● **PAGE EXCERPT**:
---
Urban Agriculture

Gardening of edible plants occurs in many different circumstances. Home gardening will be most familiar to most people, including gardeners of edibles, gardeners of ornamental plants and those rare people who don’t garden at all.

Next most familiar might be farming. Residents of the Monterey Bay area will at least drive by acres of many kinds of edible plants, and a significant number of our neighbors have spent time in the fields.

Then we have community gardens. Some fortunate people have direct experience with managing a small allotment of space within a community garden, to grow a personal preference of vegetables or, in some cases, ornamental plants. These small parcels often are borrowed spaces within urban surroundings, making good but temporary uses of the soil for a few people to enjoy the cultivation of plants and benefit from bringing the produce to their own tables or the tables of friends.

Too often, we hear about such gardens in our communities when the landowner decides to build on the land and requires the gardeners to abandon the soil they have been improving, perhaps for years.
---
● **DIRECTIVE**:
Can you condense the paragraph of the urban agriculture text that begins "Then we have community gardens" into a short list that keeps its main facts? Answer from the urban agriculture text and nothing else.

Records from a data source:
---
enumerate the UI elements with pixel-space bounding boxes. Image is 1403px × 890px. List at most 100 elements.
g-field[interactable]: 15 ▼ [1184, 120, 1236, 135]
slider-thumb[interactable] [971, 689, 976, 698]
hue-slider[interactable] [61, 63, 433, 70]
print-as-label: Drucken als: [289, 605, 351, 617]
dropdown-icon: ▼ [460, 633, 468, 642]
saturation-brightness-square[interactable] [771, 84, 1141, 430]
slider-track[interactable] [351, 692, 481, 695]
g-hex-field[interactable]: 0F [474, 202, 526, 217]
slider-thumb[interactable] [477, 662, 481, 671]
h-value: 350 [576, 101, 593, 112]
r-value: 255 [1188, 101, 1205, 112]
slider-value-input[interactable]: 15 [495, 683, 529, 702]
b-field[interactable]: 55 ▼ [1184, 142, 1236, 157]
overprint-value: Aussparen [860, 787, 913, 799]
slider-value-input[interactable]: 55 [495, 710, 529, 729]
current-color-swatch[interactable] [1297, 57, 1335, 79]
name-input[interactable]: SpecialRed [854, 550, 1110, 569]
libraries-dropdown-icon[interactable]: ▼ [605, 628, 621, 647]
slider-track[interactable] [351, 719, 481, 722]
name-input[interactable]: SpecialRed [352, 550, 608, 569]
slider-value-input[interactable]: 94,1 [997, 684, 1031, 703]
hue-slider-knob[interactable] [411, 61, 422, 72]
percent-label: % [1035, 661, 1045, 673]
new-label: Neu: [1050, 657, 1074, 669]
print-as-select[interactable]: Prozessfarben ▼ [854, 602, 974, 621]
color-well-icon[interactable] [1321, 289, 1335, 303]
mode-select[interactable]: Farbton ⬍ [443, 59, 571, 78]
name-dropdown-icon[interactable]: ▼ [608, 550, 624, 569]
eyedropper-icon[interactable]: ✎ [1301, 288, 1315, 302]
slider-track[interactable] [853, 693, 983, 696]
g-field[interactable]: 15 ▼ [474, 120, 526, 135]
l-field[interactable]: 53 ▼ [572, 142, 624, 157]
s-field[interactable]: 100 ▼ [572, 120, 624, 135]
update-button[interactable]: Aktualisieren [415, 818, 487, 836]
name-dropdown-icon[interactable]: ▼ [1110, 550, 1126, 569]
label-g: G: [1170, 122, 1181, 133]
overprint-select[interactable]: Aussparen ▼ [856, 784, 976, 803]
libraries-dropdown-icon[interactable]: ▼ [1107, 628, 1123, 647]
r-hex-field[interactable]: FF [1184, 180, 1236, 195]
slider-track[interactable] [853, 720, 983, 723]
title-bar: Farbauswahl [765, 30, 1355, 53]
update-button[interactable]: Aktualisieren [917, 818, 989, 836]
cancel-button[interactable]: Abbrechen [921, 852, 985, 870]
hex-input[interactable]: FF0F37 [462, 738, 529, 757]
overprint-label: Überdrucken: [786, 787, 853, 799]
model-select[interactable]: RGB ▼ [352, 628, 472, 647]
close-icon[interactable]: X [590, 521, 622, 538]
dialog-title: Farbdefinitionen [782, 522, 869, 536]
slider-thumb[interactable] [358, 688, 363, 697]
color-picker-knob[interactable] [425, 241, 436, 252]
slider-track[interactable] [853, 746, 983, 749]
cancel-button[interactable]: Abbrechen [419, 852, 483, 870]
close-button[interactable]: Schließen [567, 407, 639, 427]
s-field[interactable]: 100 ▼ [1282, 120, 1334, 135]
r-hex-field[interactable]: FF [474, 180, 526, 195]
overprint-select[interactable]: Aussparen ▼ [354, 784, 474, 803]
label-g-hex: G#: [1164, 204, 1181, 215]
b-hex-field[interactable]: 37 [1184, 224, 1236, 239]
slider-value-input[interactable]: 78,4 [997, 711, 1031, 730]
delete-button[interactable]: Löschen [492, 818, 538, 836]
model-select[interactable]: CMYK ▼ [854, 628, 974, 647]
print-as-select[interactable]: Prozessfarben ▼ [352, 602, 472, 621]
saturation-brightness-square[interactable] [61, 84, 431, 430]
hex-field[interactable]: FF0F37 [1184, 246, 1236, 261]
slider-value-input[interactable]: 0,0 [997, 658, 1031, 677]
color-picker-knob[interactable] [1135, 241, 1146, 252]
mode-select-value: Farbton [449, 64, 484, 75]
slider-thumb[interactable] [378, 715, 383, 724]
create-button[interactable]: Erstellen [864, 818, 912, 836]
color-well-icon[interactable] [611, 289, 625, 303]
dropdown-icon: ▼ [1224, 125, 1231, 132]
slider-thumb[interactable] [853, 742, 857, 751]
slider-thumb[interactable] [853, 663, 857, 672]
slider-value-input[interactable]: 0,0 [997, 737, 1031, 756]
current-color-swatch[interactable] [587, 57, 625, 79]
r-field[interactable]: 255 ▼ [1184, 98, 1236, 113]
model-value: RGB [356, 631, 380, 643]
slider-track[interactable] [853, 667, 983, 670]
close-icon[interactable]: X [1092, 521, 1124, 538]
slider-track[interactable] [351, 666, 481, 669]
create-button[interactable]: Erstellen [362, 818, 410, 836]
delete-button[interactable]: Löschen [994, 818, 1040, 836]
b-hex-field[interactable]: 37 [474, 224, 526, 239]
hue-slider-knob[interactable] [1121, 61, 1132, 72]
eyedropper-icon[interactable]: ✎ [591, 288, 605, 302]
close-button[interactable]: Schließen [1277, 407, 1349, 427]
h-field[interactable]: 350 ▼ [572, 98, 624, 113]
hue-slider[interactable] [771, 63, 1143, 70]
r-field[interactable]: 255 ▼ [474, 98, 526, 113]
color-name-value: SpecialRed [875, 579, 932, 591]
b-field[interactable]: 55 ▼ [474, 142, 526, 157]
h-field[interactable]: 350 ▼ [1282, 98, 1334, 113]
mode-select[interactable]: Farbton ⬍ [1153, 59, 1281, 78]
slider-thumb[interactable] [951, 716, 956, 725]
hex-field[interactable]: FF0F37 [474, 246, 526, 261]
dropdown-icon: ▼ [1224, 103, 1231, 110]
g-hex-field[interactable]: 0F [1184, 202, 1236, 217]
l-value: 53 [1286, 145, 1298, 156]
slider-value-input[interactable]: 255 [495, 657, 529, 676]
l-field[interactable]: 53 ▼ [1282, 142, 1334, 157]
---
● **TASK RESULT**:
- Community gardens are another setting for growing edible plants.
- Some fortunate people manage a small allotment in one, growing the vegetables they prefer or, in some cases, ornamental plants.
- These parcels are often borrowed spaces within urban surroundings.
- They make good but temporary use of the soil, letting a few people enjoy cultivating plants.
- Gardeners bring the produce to their own tables or to the tables of friends.